THE EXERCISE — Set down every entry word for word. Omit the pictures.

[Start of RECORDS FOR THE TASK]

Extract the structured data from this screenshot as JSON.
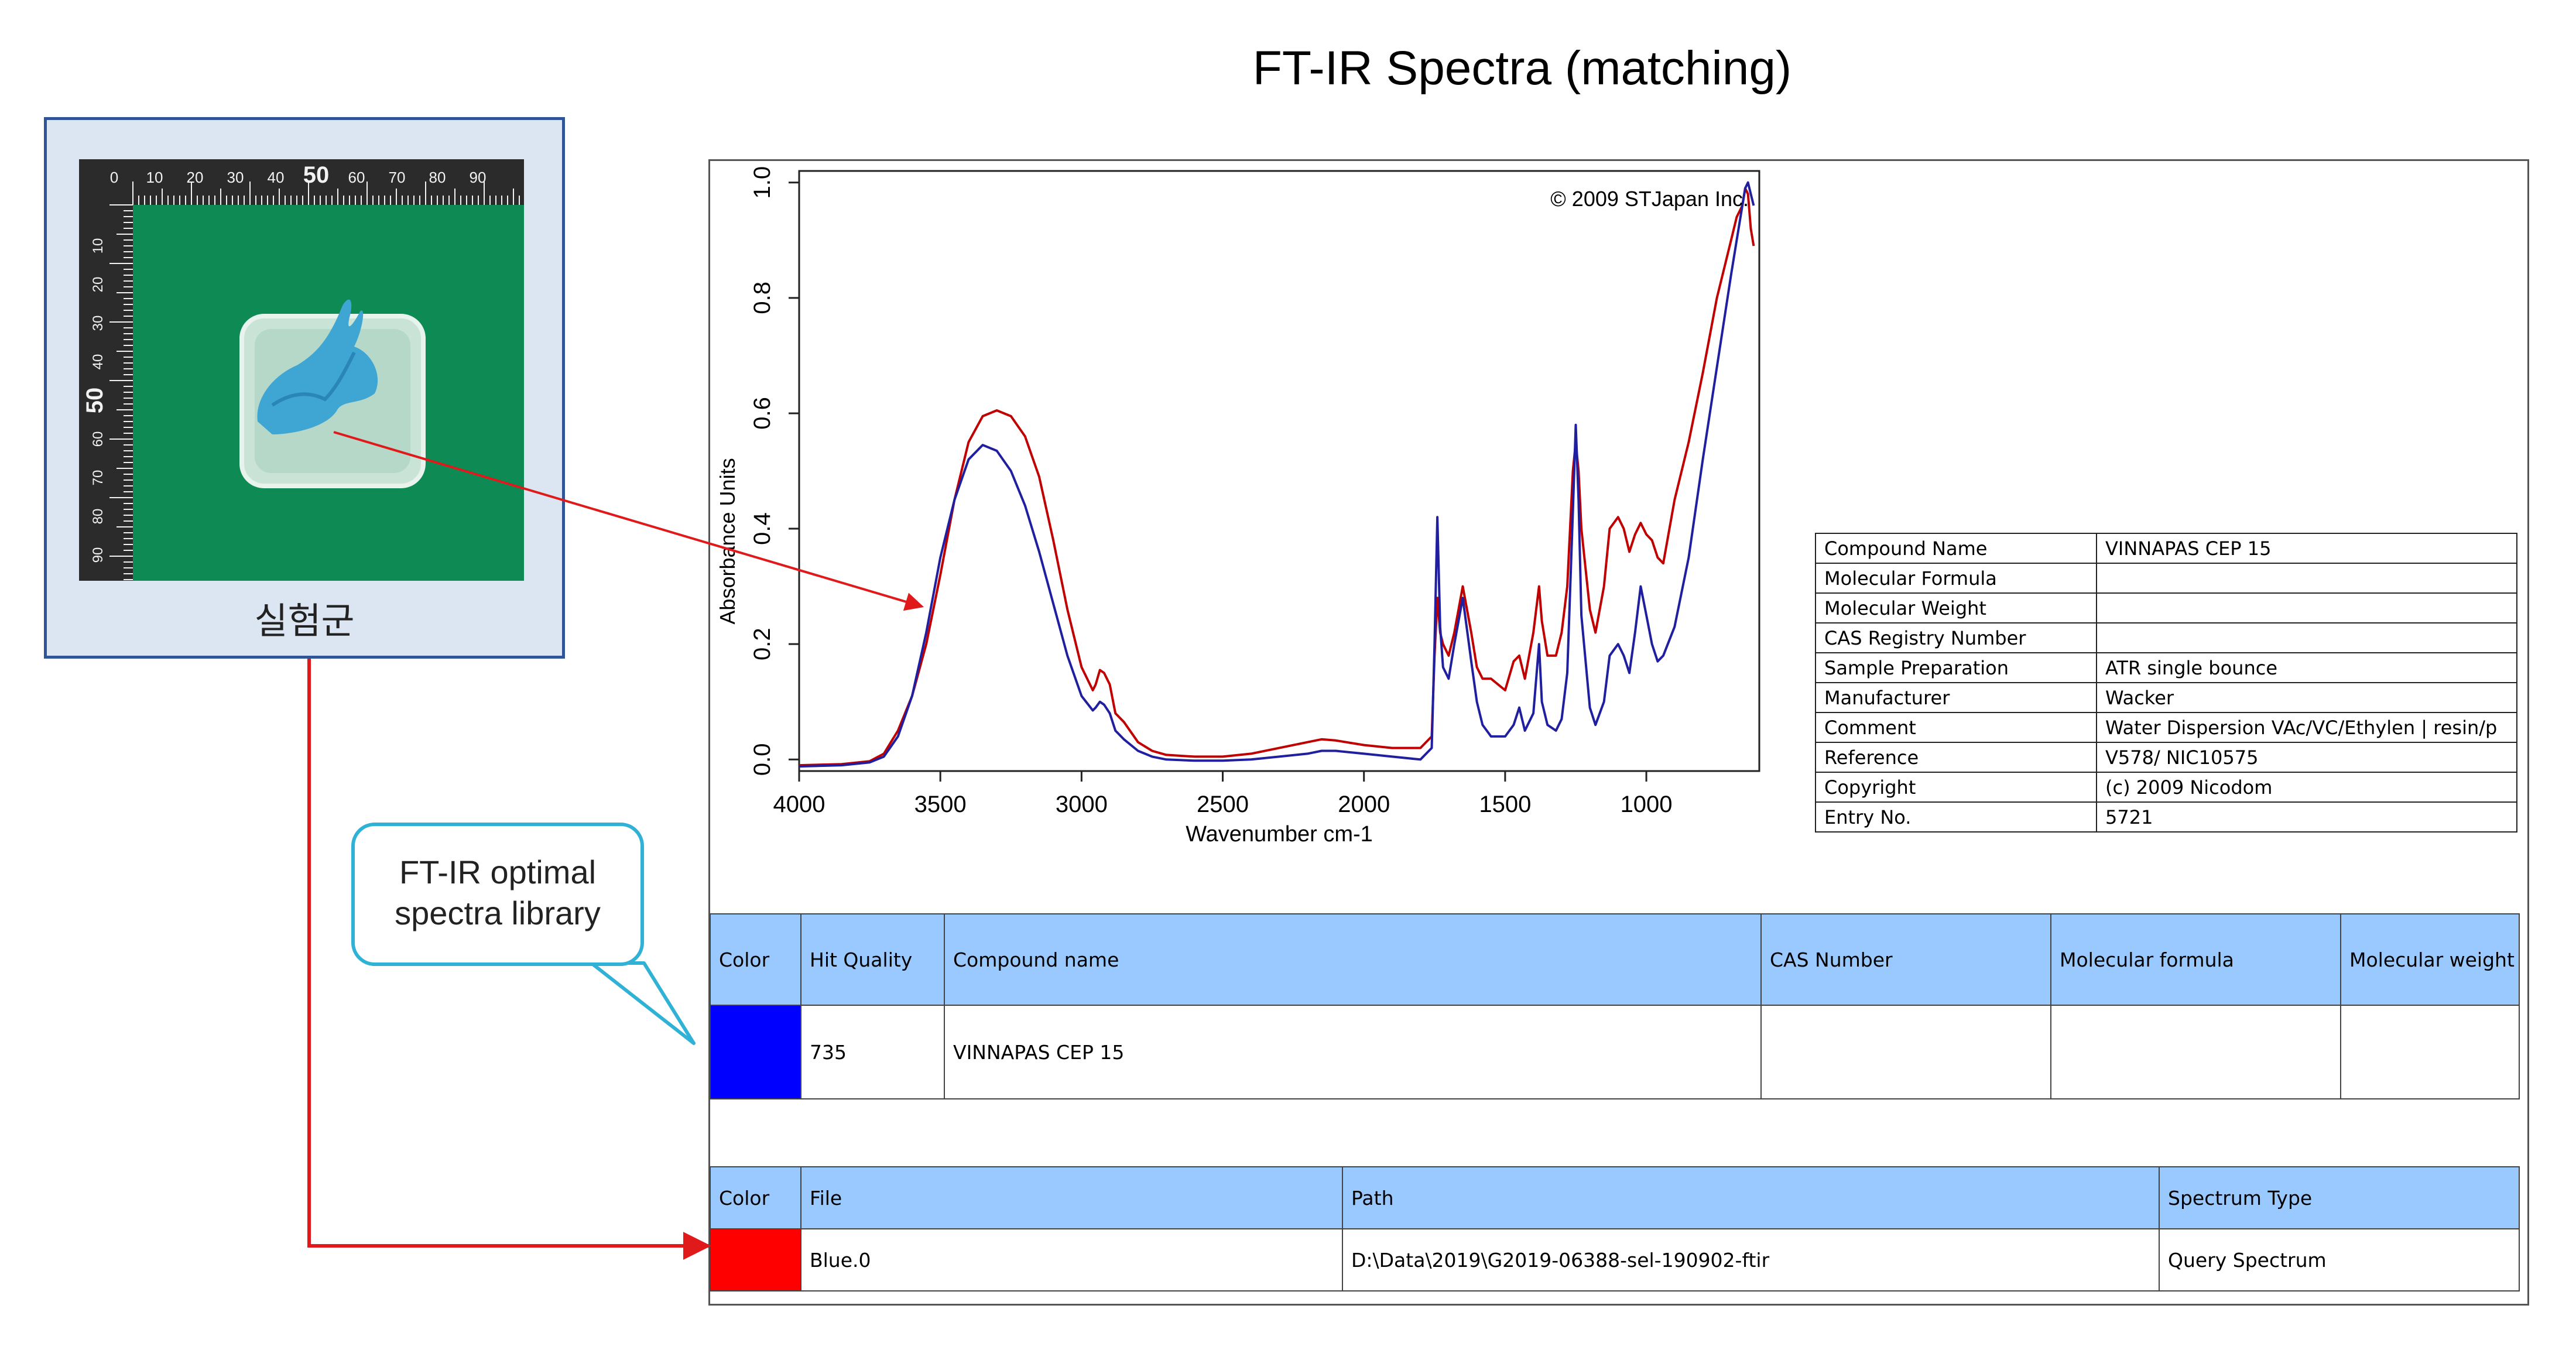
{
  "title": "FT-IR Spectra (matching)",
  "sample": {
    "caption": "실험군",
    "ruler_top_labels": [
      "0",
      "10",
      "20",
      "30",
      "40",
      "50",
      "60",
      "70",
      "80",
      "90"
    ],
    "ruler_left_labels": [
      "10",
      "20",
      "30",
      "40",
      "50",
      "60",
      "70",
      "80",
      "90"
    ]
  },
  "callout": {
    "line1": "FT-IR optimal",
    "line2": "spectra library"
  },
  "chart_data": {
    "type": "line",
    "title": "",
    "watermark": "© 2009 STJapan Inc.",
    "xlabel": "Wavenumber cm-1",
    "ylabel": "Absorbance Units",
    "xlim": [
      4000,
      600
    ],
    "ylim": [
      -0.02,
      1.02
    ],
    "x_ticks": [
      4000,
      3500,
      3000,
      2500,
      2000,
      1500,
      1000
    ],
    "x_tick_labels": [
      "4000",
      "3500",
      "3000",
      "2500",
      "2000",
      "1500",
      "1000"
    ],
    "y_ticks": [
      0.0,
      0.2,
      0.4,
      0.6,
      0.8,
      1.0
    ],
    "y_tick_labels": [
      "0.0",
      "0.2",
      "0.4",
      "0.6",
      "0.8",
      "1.0"
    ],
    "grid": false,
    "series": [
      {
        "color": "#c00000",
        "x": [
          4000,
          3850,
          3750,
          3700,
          3650,
          3600,
          3550,
          3500,
          3450,
          3400,
          3350,
          3300,
          3250,
          3200,
          3150,
          3100,
          3050,
          3000,
          2960,
          2950,
          2935,
          2920,
          2900,
          2880,
          2870,
          2850,
          2800,
          2750,
          2700,
          2600,
          2500,
          2400,
          2300,
          2200,
          2150,
          2100,
          2000,
          1900,
          1800,
          1760,
          1750,
          1740,
          1730,
          1720,
          1700,
          1680,
          1650,
          1620,
          1600,
          1580,
          1550,
          1500,
          1470,
          1450,
          1430,
          1400,
          1380,
          1370,
          1350,
          1320,
          1300,
          1280,
          1260,
          1250,
          1240,
          1230,
          1200,
          1180,
          1150,
          1130,
          1100,
          1080,
          1060,
          1040,
          1020,
          1000,
          980,
          960,
          940,
          900,
          850,
          800,
          750,
          700,
          680,
          660,
          650,
          640,
          630,
          620
        ],
        "y": [
          -0.01,
          -0.008,
          -0.003,
          0.01,
          0.05,
          0.11,
          0.2,
          0.32,
          0.45,
          0.55,
          0.595,
          0.605,
          0.595,
          0.56,
          0.49,
          0.38,
          0.26,
          0.16,
          0.12,
          0.13,
          0.155,
          0.15,
          0.13,
          0.08,
          0.075,
          0.065,
          0.03,
          0.015,
          0.008,
          0.005,
          0.005,
          0.01,
          0.02,
          0.03,
          0.035,
          0.033,
          0.025,
          0.02,
          0.02,
          0.04,
          0.18,
          0.28,
          0.22,
          0.2,
          0.18,
          0.22,
          0.3,
          0.22,
          0.16,
          0.14,
          0.14,
          0.12,
          0.17,
          0.18,
          0.14,
          0.22,
          0.3,
          0.24,
          0.18,
          0.18,
          0.22,
          0.3,
          0.5,
          0.55,
          0.5,
          0.4,
          0.26,
          0.22,
          0.3,
          0.4,
          0.42,
          0.4,
          0.36,
          0.39,
          0.41,
          0.39,
          0.38,
          0.35,
          0.34,
          0.45,
          0.55,
          0.67,
          0.8,
          0.9,
          0.94,
          0.96,
          0.99,
          0.98,
          0.92,
          0.89
        ]
      },
      {
        "color": "#1f1f9f",
        "x": [
          4000,
          3850,
          3750,
          3700,
          3650,
          3600,
          3550,
          3500,
          3450,
          3400,
          3350,
          3300,
          3250,
          3200,
          3150,
          3100,
          3050,
          3000,
          2960,
          2950,
          2935,
          2920,
          2900,
          2880,
          2870,
          2850,
          2800,
          2750,
          2700,
          2600,
          2500,
          2400,
          2300,
          2200,
          2150,
          2100,
          2000,
          1900,
          1800,
          1760,
          1750,
          1740,
          1730,
          1720,
          1700,
          1680,
          1650,
          1620,
          1600,
          1580,
          1550,
          1500,
          1470,
          1450,
          1430,
          1400,
          1380,
          1370,
          1350,
          1320,
          1300,
          1280,
          1260,
          1250,
          1240,
          1230,
          1200,
          1180,
          1150,
          1130,
          1100,
          1080,
          1060,
          1040,
          1020,
          1000,
          980,
          960,
          940,
          900,
          850,
          800,
          750,
          700,
          680,
          660,
          650,
          640,
          630,
          620
        ],
        "y": [
          -0.012,
          -0.01,
          -0.005,
          0.005,
          0.04,
          0.11,
          0.22,
          0.35,
          0.45,
          0.52,
          0.545,
          0.535,
          0.5,
          0.44,
          0.36,
          0.27,
          0.18,
          0.11,
          0.085,
          0.09,
          0.1,
          0.095,
          0.08,
          0.05,
          0.045,
          0.035,
          0.015,
          0.005,
          0.0,
          -0.002,
          -0.002,
          0.0,
          0.005,
          0.01,
          0.015,
          0.015,
          0.01,
          0.005,
          0.0,
          0.02,
          0.2,
          0.42,
          0.23,
          0.16,
          0.14,
          0.2,
          0.28,
          0.17,
          0.1,
          0.06,
          0.04,
          0.04,
          0.06,
          0.09,
          0.05,
          0.08,
          0.2,
          0.1,
          0.06,
          0.05,
          0.07,
          0.15,
          0.43,
          0.58,
          0.45,
          0.25,
          0.09,
          0.06,
          0.1,
          0.18,
          0.2,
          0.18,
          0.15,
          0.22,
          0.3,
          0.25,
          0.2,
          0.17,
          0.18,
          0.23,
          0.35,
          0.52,
          0.68,
          0.84,
          0.9,
          0.96,
          0.99,
          1.0,
          0.98,
          0.96
        ]
      }
    ]
  },
  "meta_table": {
    "rows": [
      {
        "key": "Compound Name",
        "value": "VINNAPAS CEP 15"
      },
      {
        "key": "Molecular Formula",
        "value": ""
      },
      {
        "key": "Molecular Weight",
        "value": ""
      },
      {
        "key": "CAS Registry Number",
        "value": ""
      },
      {
        "key": "Sample Preparation",
        "value": "ATR single bounce"
      },
      {
        "key": "Manufacturer",
        "value": "Wacker"
      },
      {
        "key": "Comment",
        "value": "Water Dispersion VAc/VC/Ethylen | resin/p"
      },
      {
        "key": "Reference",
        "value": "V578/ NIC10575"
      },
      {
        "key": "Copyright",
        "value": "(c) 2009 Nicodom"
      },
      {
        "key": "Entry No.",
        "value": "5721"
      }
    ]
  },
  "hit_table": {
    "headers": [
      "Color",
      "Hit Quality",
      "Compound name",
      "CAS Number",
      "Molecular formula",
      "Molecular weight"
    ],
    "row": {
      "color": "#0000ff",
      "hit_quality": "735",
      "compound_name": "VINNAPAS CEP 15",
      "cas_number": "",
      "molecular_formula": "",
      "molecular_weight": ""
    }
  },
  "file_table": {
    "headers": [
      "Color",
      "File",
      "Path",
      "Spectrum Type"
    ],
    "row": {
      "color": "#ff0000",
      "file": "Blue.0",
      "path": "D:\\Data\\2019\\G2019-06388-sel-190902-ftir",
      "spectrum_type": "Query Spectrum"
    }
  },
  "colors": {
    "card_bg": "#dce6f2",
    "card_border": "#2f5597",
    "header_bg": "#99c9ff",
    "callout_border": "#2fb2d6",
    "arrow": "#e0191b"
  }
}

[End of RECORDS FOR THE TASK]

EXERCISE OUTPUT —
Extract the structured data from this screenshot as JSON.
{
  "title": "FT-IR Spectra (matching)",
  "sample": {
    "caption": "실험군",
    "ruler_top_labels": [
      "0",
      "10",
      "20",
      "30",
      "40",
      "50",
      "60",
      "70",
      "80",
      "90"
    ],
    "ruler_left_labels": [
      "10",
      "20",
      "30",
      "40",
      "50",
      "60",
      "70",
      "80",
      "90"
    ]
  },
  "callout": {
    "line1": "FT-IR optimal",
    "line2": "spectra library"
  },
  "chart_data": {
    "type": "line",
    "title": "",
    "watermark": "© 2009 STJapan Inc.",
    "xlabel": "Wavenumber cm-1",
    "ylabel": "Absorbance Units",
    "xlim": [
      4000,
      600
    ],
    "ylim": [
      -0.02,
      1.02
    ],
    "x_ticks": [
      4000,
      3500,
      3000,
      2500,
      2000,
      1500,
      1000
    ],
    "x_tick_labels": [
      "4000",
      "3500",
      "3000",
      "2500",
      "2000",
      "1500",
      "1000"
    ],
    "y_ticks": [
      0.0,
      0.2,
      0.4,
      0.6,
      0.8,
      1.0
    ],
    "y_tick_labels": [
      "0.0",
      "0.2",
      "0.4",
      "0.6",
      "0.8",
      "1.0"
    ],
    "grid": false,
    "series": [
      {
        "color": "#c00000",
        "x": [
          4000,
          3850,
          3750,
          3700,
          3650,
          3600,
          3550,
          3500,
          3450,
          3400,
          3350,
          3300,
          3250,
          3200,
          3150,
          3100,
          3050,
          3000,
          2960,
          2950,
          2935,
          2920,
          2900,
          2880,
          2870,
          2850,
          2800,
          2750,
          2700,
          2600,
          2500,
          2400,
          2300,
          2200,
          2150,
          2100,
          2000,
          1900,
          1800,
          1760,
          1750,
          1740,
          1730,
          1720,
          1700,
          1680,
          1650,
          1620,
          1600,
          1580,
          1550,
          1500,
          1470,
          1450,
          1430,
          1400,
          1380,
          1370,
          1350,
          1320,
          1300,
          1280,
          1260,
          1250,
          1240,
          1230,
          1200,
          1180,
          1150,
          1130,
          1100,
          1080,
          1060,
          1040,
          1020,
          1000,
          980,
          960,
          940,
          900,
          850,
          800,
          750,
          700,
          680,
          660,
          650,
          640,
          630,
          620
        ],
        "y": [
          -0.01,
          -0.008,
          -0.003,
          0.01,
          0.05,
          0.11,
          0.2,
          0.32,
          0.45,
          0.55,
          0.595,
          0.605,
          0.595,
          0.56,
          0.49,
          0.38,
          0.26,
          0.16,
          0.12,
          0.13,
          0.155,
          0.15,
          0.13,
          0.08,
          0.075,
          0.065,
          0.03,
          0.015,
          0.008,
          0.005,
          0.005,
          0.01,
          0.02,
          0.03,
          0.035,
          0.033,
          0.025,
          0.02,
          0.02,
          0.04,
          0.18,
          0.28,
          0.22,
          0.2,
          0.18,
          0.22,
          0.3,
          0.22,
          0.16,
          0.14,
          0.14,
          0.12,
          0.17,
          0.18,
          0.14,
          0.22,
          0.3,
          0.24,
          0.18,
          0.18,
          0.22,
          0.3,
          0.5,
          0.55,
          0.5,
          0.4,
          0.26,
          0.22,
          0.3,
          0.4,
          0.42,
          0.4,
          0.36,
          0.39,
          0.41,
          0.39,
          0.38,
          0.35,
          0.34,
          0.45,
          0.55,
          0.67,
          0.8,
          0.9,
          0.94,
          0.96,
          0.99,
          0.98,
          0.92,
          0.89
        ]
      },
      {
        "color": "#1f1f9f",
        "x": [
          4000,
          3850,
          3750,
          3700,
          3650,
          3600,
          3550,
          3500,
          3450,
          3400,
          3350,
          3300,
          3250,
          3200,
          3150,
          3100,
          3050,
          3000,
          2960,
          2950,
          2935,
          2920,
          2900,
          2880,
          2870,
          2850,
          2800,
          2750,
          2700,
          2600,
          2500,
          2400,
          2300,
          2200,
          2150,
          2100,
          2000,
          1900,
          1800,
          1760,
          1750,
          1740,
          1730,
          1720,
          1700,
          1680,
          1650,
          1620,
          1600,
          1580,
          1550,
          1500,
          1470,
          1450,
          1430,
          1400,
          1380,
          1370,
          1350,
          1320,
          1300,
          1280,
          1260,
          1250,
          1240,
          1230,
          1200,
          1180,
          1150,
          1130,
          1100,
          1080,
          1060,
          1040,
          1020,
          1000,
          980,
          960,
          940,
          900,
          850,
          800,
          750,
          700,
          680,
          660,
          650,
          640,
          630,
          620
        ],
        "y": [
          -0.012,
          -0.01,
          -0.005,
          0.005,
          0.04,
          0.11,
          0.22,
          0.35,
          0.45,
          0.52,
          0.545,
          0.535,
          0.5,
          0.44,
          0.36,
          0.27,
          0.18,
          0.11,
          0.085,
          0.09,
          0.1,
          0.095,
          0.08,
          0.05,
          0.045,
          0.035,
          0.015,
          0.005,
          0.0,
          -0.002,
          -0.002,
          0.0,
          0.005,
          0.01,
          0.015,
          0.015,
          0.01,
          0.005,
          0.0,
          0.02,
          0.2,
          0.42,
          0.23,
          0.16,
          0.14,
          0.2,
          0.28,
          0.17,
          0.1,
          0.06,
          0.04,
          0.04,
          0.06,
          0.09,
          0.05,
          0.08,
          0.2,
          0.1,
          0.06,
          0.05,
          0.07,
          0.15,
          0.43,
          0.58,
          0.45,
          0.25,
          0.09,
          0.06,
          0.1,
          0.18,
          0.2,
          0.18,
          0.15,
          0.22,
          0.3,
          0.25,
          0.2,
          0.17,
          0.18,
          0.23,
          0.35,
          0.52,
          0.68,
          0.84,
          0.9,
          0.96,
          0.99,
          1.0,
          0.98,
          0.96
        ]
      }
    ]
  },
  "meta_table": {
    "rows": [
      {
        "key": "Compound Name",
        "value": "VINNAPAS CEP 15"
      },
      {
        "key": "Molecular Formula",
        "value": ""
      },
      {
        "key": "Molecular Weight",
        "value": ""
      },
      {
        "key": "CAS Registry Number",
        "value": ""
      },
      {
        "key": "Sample Preparation",
        "value": "ATR single bounce"
      },
      {
        "key": "Manufacturer",
        "value": "Wacker"
      },
      {
        "key": "Comment",
        "value": "Water Dispersion VAc/VC/Ethylen | resin/p"
      },
      {
        "key": "Reference",
        "value": "V578/ NIC10575"
      },
      {
        "key": "Copyright",
        "value": "(c) 2009 Nicodom"
      },
      {
        "key": "Entry No.",
        "value": "5721"
      }
    ]
  },
  "hit_table": {
    "headers": [
      "Color",
      "Hit Quality",
      "Compound name",
      "CAS Number",
      "Molecular formula",
      "Molecular weight"
    ],
    "row": {
      "color": "#0000ff",
      "hit_quality": "735",
      "compound_name": "VINNAPAS CEP 15",
      "cas_number": "",
      "molecular_formula": "",
      "molecular_weight": ""
    }
  },
  "file_table": {
    "headers": [
      "Color",
      "File",
      "Path",
      "Spectrum Type"
    ],
    "row": {
      "color": "#ff0000",
      "file": "Blue.0",
      "path": "D:\\Data\\2019\\G2019-06388-sel-190902-ftir",
      "spectrum_type": "Query Spectrum"
    }
  },
  "colors": {
    "card_bg": "#dce6f2",
    "card_border": "#2f5597",
    "header_bg": "#99c9ff",
    "callout_border": "#2fb2d6",
    "arrow": "#e0191b"
  }
}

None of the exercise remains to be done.